=== WHAT YOU SHOULD DO ===
Omit the images, then print each record below exactly as it reads.

* BEGIN RECORDS SUPPLIED *

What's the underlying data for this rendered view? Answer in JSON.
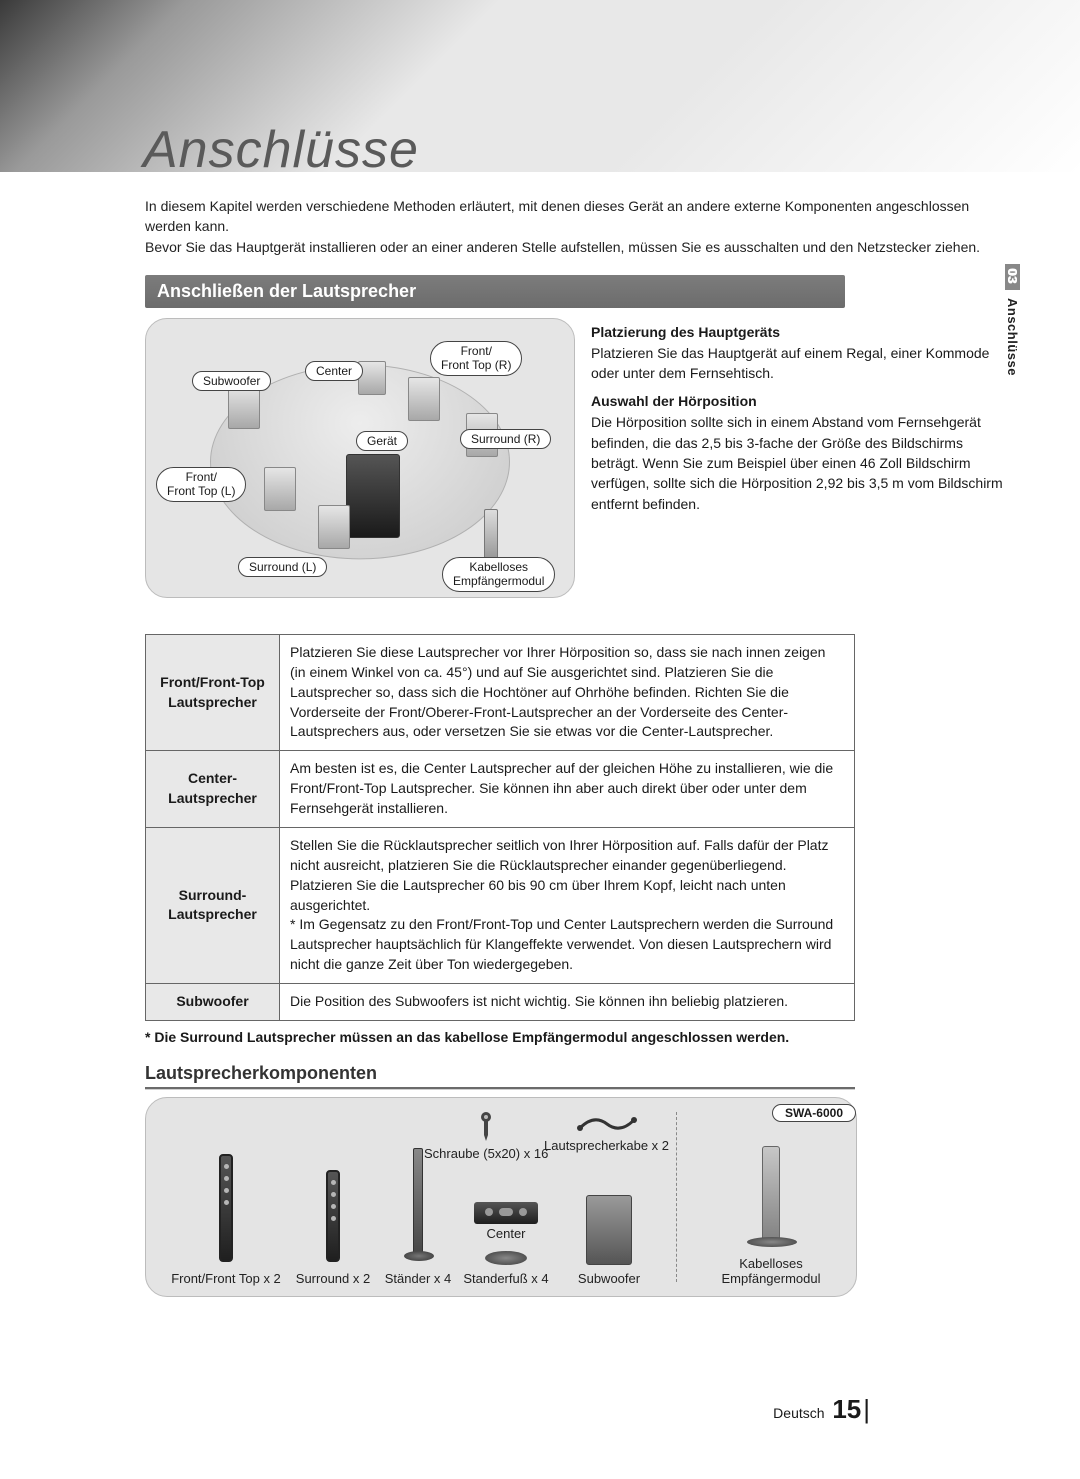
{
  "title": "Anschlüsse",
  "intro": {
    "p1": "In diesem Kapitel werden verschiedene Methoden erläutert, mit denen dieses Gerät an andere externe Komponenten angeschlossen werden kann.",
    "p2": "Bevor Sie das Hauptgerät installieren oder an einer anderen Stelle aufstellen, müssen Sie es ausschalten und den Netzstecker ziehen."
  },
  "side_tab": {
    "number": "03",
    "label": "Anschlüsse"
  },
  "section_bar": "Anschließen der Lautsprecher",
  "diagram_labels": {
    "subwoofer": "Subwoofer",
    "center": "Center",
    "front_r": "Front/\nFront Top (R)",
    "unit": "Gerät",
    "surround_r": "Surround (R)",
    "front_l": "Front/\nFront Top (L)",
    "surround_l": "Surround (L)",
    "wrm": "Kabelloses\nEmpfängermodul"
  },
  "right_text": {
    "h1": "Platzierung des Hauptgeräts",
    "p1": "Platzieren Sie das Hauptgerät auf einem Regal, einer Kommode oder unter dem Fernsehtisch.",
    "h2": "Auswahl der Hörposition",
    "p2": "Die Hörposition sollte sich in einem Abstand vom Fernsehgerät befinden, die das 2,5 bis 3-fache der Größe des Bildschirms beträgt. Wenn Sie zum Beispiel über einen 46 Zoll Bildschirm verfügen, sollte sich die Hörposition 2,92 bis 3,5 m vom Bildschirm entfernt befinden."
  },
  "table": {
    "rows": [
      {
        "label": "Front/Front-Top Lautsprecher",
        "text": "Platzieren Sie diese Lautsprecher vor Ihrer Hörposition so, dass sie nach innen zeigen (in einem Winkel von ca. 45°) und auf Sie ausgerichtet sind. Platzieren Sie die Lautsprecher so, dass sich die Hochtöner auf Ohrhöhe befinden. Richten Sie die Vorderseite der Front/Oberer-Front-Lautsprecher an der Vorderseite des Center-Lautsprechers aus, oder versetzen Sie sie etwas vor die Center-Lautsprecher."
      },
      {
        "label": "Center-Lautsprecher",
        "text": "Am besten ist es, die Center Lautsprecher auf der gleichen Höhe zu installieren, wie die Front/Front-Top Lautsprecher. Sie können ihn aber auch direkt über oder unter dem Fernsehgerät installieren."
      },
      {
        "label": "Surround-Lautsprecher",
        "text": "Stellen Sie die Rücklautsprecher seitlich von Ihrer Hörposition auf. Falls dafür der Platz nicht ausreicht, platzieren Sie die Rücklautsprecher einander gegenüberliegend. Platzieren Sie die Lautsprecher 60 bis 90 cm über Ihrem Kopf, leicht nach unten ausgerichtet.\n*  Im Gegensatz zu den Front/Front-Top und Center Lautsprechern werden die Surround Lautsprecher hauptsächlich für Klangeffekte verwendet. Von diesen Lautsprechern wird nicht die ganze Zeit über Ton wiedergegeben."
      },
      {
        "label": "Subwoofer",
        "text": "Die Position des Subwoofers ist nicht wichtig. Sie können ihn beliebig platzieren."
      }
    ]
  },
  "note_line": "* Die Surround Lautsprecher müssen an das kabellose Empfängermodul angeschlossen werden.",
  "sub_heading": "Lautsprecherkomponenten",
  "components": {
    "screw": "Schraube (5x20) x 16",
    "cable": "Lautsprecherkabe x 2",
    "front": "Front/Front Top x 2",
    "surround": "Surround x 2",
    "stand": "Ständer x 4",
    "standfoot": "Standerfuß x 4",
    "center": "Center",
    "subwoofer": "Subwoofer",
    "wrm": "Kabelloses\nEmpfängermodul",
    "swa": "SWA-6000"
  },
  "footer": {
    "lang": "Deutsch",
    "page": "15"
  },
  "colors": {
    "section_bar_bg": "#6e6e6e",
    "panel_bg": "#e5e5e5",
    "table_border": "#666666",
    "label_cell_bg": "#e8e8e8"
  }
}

* END RECORDS SUPPLIED *

=== FULL ANSWER ===
What's the underlying data for this rendered view? Answer in JSON.
{
  "title": "Anschlüsse",
  "intro": {
    "p1": "In diesem Kapitel werden verschiedene Methoden erläutert, mit denen dieses Gerät an andere externe Komponenten angeschlossen werden kann.",
    "p2": "Bevor Sie das Hauptgerät installieren oder an einer anderen Stelle aufstellen, müssen Sie es ausschalten und den Netzstecker ziehen."
  },
  "side_tab": {
    "number": "03",
    "label": "Anschlüsse"
  },
  "section_bar": "Anschließen der Lautsprecher",
  "diagram_labels": {
    "subwoofer": "Subwoofer",
    "center": "Center",
    "front_r": "Front/\nFront Top (R)",
    "unit": "Gerät",
    "surround_r": "Surround (R)",
    "front_l": "Front/\nFront Top (L)",
    "surround_l": "Surround (L)",
    "wrm": "Kabelloses\nEmpfängermodul"
  },
  "right_text": {
    "h1": "Platzierung des Hauptgeräts",
    "p1": "Platzieren Sie das Hauptgerät auf einem Regal, einer Kommode oder unter dem Fernsehtisch.",
    "h2": "Auswahl der Hörposition",
    "p2": "Die Hörposition sollte sich in einem Abstand vom Fernsehgerät befinden, die das 2,5 bis 3-fache der Größe des Bildschirms beträgt. Wenn Sie zum Beispiel über einen 46 Zoll Bildschirm verfügen, sollte sich die Hörposition 2,92 bis 3,5 m vom Bildschirm entfernt befinden."
  },
  "table": {
    "rows": [
      {
        "label": "Front/Front-Top Lautsprecher",
        "text": "Platzieren Sie diese Lautsprecher vor Ihrer Hörposition so, dass sie nach innen zeigen (in einem Winkel von ca. 45°) und auf Sie ausgerichtet sind. Platzieren Sie die Lautsprecher so, dass sich die Hochtöner auf Ohrhöhe befinden. Richten Sie die Vorderseite der Front/Oberer-Front-Lautsprecher an der Vorderseite des Center-Lautsprechers aus, oder versetzen Sie sie etwas vor die Center-Lautsprecher."
      },
      {
        "label": "Center-Lautsprecher",
        "text": "Am besten ist es, die Center Lautsprecher auf der gleichen Höhe zu installieren, wie die Front/Front-Top Lautsprecher. Sie können ihn aber auch direkt über oder unter dem Fernsehgerät installieren."
      },
      {
        "label": "Surround-Lautsprecher",
        "text": "Stellen Sie die Rücklautsprecher seitlich von Ihrer Hörposition auf. Falls dafür der Platz nicht ausreicht, platzieren Sie die Rücklautsprecher einander gegenüberliegend. Platzieren Sie die Lautsprecher 60 bis 90 cm über Ihrem Kopf, leicht nach unten ausgerichtet.\n*  Im Gegensatz zu den Front/Front-Top und Center Lautsprechern werden die Surround Lautsprecher hauptsächlich für Klangeffekte verwendet. Von diesen Lautsprechern wird nicht die ganze Zeit über Ton wiedergegeben."
      },
      {
        "label": "Subwoofer",
        "text": "Die Position des Subwoofers ist nicht wichtig. Sie können ihn beliebig platzieren."
      }
    ]
  },
  "note_line": "* Die Surround Lautsprecher müssen an das kabellose Empfängermodul angeschlossen werden.",
  "sub_heading": "Lautsprecherkomponenten",
  "components": {
    "screw": "Schraube (5x20) x 16",
    "cable": "Lautsprecherkabe x 2",
    "front": "Front/Front Top x 2",
    "surround": "Surround x 2",
    "stand": "Ständer x 4",
    "standfoot": "Standerfuß x 4",
    "center": "Center",
    "subwoofer": "Subwoofer",
    "wrm": "Kabelloses\nEmpfängermodul",
    "swa": "SWA-6000"
  },
  "footer": {
    "lang": "Deutsch",
    "page": "15"
  },
  "colors": {
    "section_bar_bg": "#6e6e6e",
    "panel_bg": "#e5e5e5",
    "table_border": "#666666",
    "label_cell_bg": "#e8e8e8"
  }
}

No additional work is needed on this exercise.